## To do
Quote all lines below exactly. Images stay out.

------------------------------------------------

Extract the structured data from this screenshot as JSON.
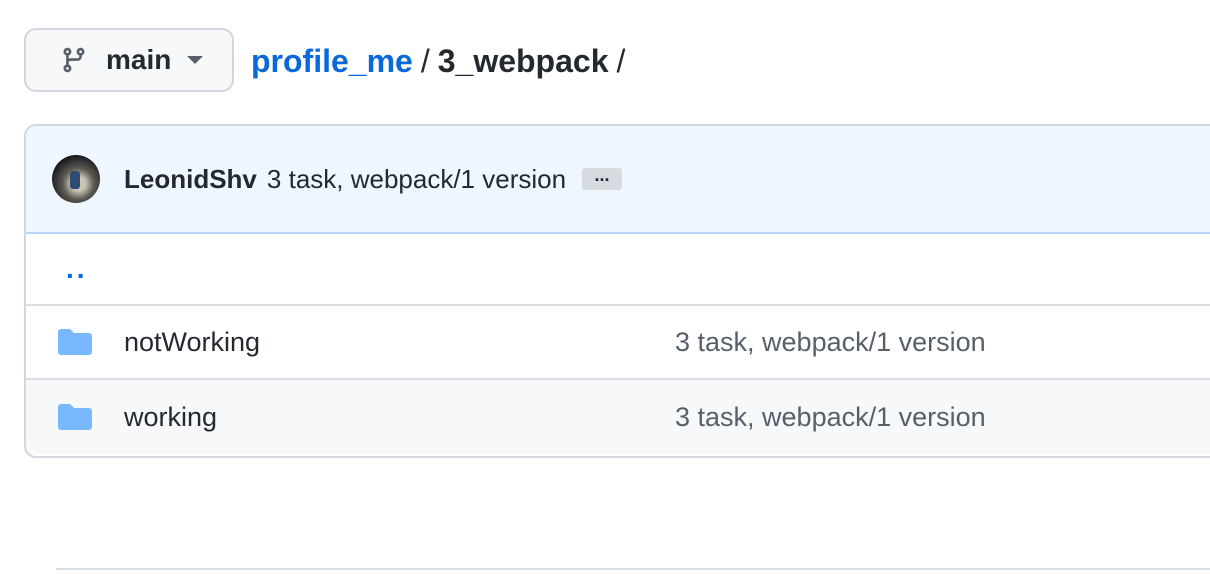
{
  "branch": {
    "name": "main",
    "icon": "git-branch-icon"
  },
  "breadcrumb": {
    "repo": "profile_me",
    "separator": "/",
    "current": "3_webpack",
    "trailing": "/"
  },
  "latest_commit": {
    "author": "LeonidShv",
    "message": "3 task, webpack/1 version",
    "more": "..."
  },
  "files": {
    "parent_link": "..",
    "items": [
      {
        "name": "notWorking",
        "type": "folder",
        "icon": "folder-icon",
        "commit": "3 task, webpack/1 version"
      },
      {
        "name": "working",
        "type": "folder",
        "icon": "folder-icon",
        "commit": "3 task, webpack/1 version"
      }
    ]
  },
  "colors": {
    "link": "#0969da",
    "folder": "#79b8ff",
    "commit_bar_bg": "#eef6ff"
  }
}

------------------------------------------------

## Result of the task
Extract the structured data from this screenshot as JSON.
{
  "branch": {
    "name": "main",
    "icon": "git-branch-icon"
  },
  "breadcrumb": {
    "repo": "profile_me",
    "separator": "/",
    "current": "3_webpack",
    "trailing": "/"
  },
  "latest_commit": {
    "author": "LeonidShv",
    "message": "3 task, webpack/1 version",
    "more": "..."
  },
  "files": {
    "parent_link": "..",
    "items": [
      {
        "name": "notWorking",
        "type": "folder",
        "icon": "folder-icon",
        "commit": "3 task, webpack/1 version"
      },
      {
        "name": "working",
        "type": "folder",
        "icon": "folder-icon",
        "commit": "3 task, webpack/1 version"
      }
    ]
  },
  "colors": {
    "link": "#0969da",
    "folder": "#79b8ff",
    "commit_bar_bg": "#eef6ff"
  }
}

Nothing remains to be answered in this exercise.